Find the string "børneopsparing" in the records. Copy every line it appears in.
■ ■ ■
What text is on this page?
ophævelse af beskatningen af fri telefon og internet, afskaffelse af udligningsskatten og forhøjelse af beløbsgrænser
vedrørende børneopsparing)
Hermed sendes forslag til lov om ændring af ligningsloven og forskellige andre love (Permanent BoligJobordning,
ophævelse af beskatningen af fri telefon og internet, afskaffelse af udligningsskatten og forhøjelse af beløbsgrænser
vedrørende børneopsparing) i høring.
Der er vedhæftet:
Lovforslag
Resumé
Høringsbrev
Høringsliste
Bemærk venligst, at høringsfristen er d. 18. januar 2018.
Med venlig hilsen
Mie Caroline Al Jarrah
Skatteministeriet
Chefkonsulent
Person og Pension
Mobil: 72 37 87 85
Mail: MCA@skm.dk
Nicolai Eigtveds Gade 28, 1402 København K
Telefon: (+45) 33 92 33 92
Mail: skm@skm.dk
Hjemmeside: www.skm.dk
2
■ ■ ■
* _Output of the exercise_
vedrørende børneopsparing)
vedrørende børneopsparing) i høring.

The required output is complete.